Write out every entry exactly as given, but omit the pictures.

Given entries |
↓

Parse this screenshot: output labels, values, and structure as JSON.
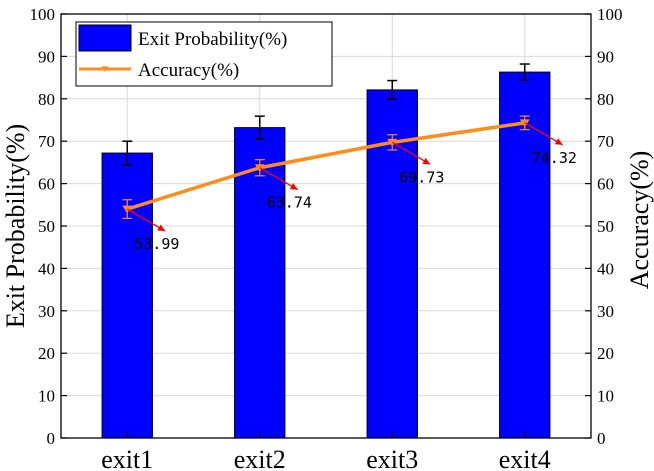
{
  "chart_data": {
    "type": "bar+line",
    "categories": [
      "exit1",
      "exit2",
      "exit3",
      "exit4"
    ],
    "series": [
      {
        "name": "Exit Probability(%)",
        "kind": "bar",
        "axis": "left",
        "values": [
          67.2,
          73.2,
          82.1,
          86.3
        ],
        "errors": [
          2.8,
          2.7,
          2.2,
          1.9
        ],
        "color": "#0000ff"
      },
      {
        "name": "Accuracy(%)",
        "kind": "line",
        "axis": "right",
        "values": [
          53.99,
          63.74,
          69.73,
          74.32
        ],
        "errors": [
          2.2,
          1.9,
          1.8,
          1.6
        ],
        "color": "#ff8c1a",
        "marker": "triangle-down"
      }
    ],
    "data_labels": [
      "53.99",
      "63.74",
      "69.73",
      "74.32"
    ],
    "label_arrow_color": "#ff0000",
    "ylabel_left": "Exit Probability(%)",
    "ylabel_right": "Accuracy(%)",
    "ylim": [
      0,
      100
    ],
    "yticks": [
      "0",
      "10",
      "20",
      "30",
      "40",
      "50",
      "60",
      "70",
      "80",
      "90",
      "100"
    ],
    "grid": true,
    "legend_position": "top-left"
  }
}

↑

Finished task |
Parse this screenshot: output labels, values, and structure as JSON.
{
  "chart_data": {
    "type": "bar+line",
    "categories": [
      "exit1",
      "exit2",
      "exit3",
      "exit4"
    ],
    "series": [
      {
        "name": "Exit Probability(%)",
        "kind": "bar",
        "axis": "left",
        "values": [
          67.2,
          73.2,
          82.1,
          86.3
        ],
        "errors": [
          2.8,
          2.7,
          2.2,
          1.9
        ],
        "color": "#0000ff"
      },
      {
        "name": "Accuracy(%)",
        "kind": "line",
        "axis": "right",
        "values": [
          53.99,
          63.74,
          69.73,
          74.32
        ],
        "errors": [
          2.2,
          1.9,
          1.8,
          1.6
        ],
        "color": "#ff8c1a",
        "marker": "triangle-down"
      }
    ],
    "data_labels": [
      "53.99",
      "63.74",
      "69.73",
      "74.32"
    ],
    "label_arrow_color": "#ff0000",
    "ylabel_left": "Exit Probability(%)",
    "ylabel_right": "Accuracy(%)",
    "ylim": [
      0,
      100
    ],
    "yticks": [
      "0",
      "10",
      "20",
      "30",
      "40",
      "50",
      "60",
      "70",
      "80",
      "90",
      "100"
    ],
    "grid": true,
    "legend_position": "top-left"
  }
}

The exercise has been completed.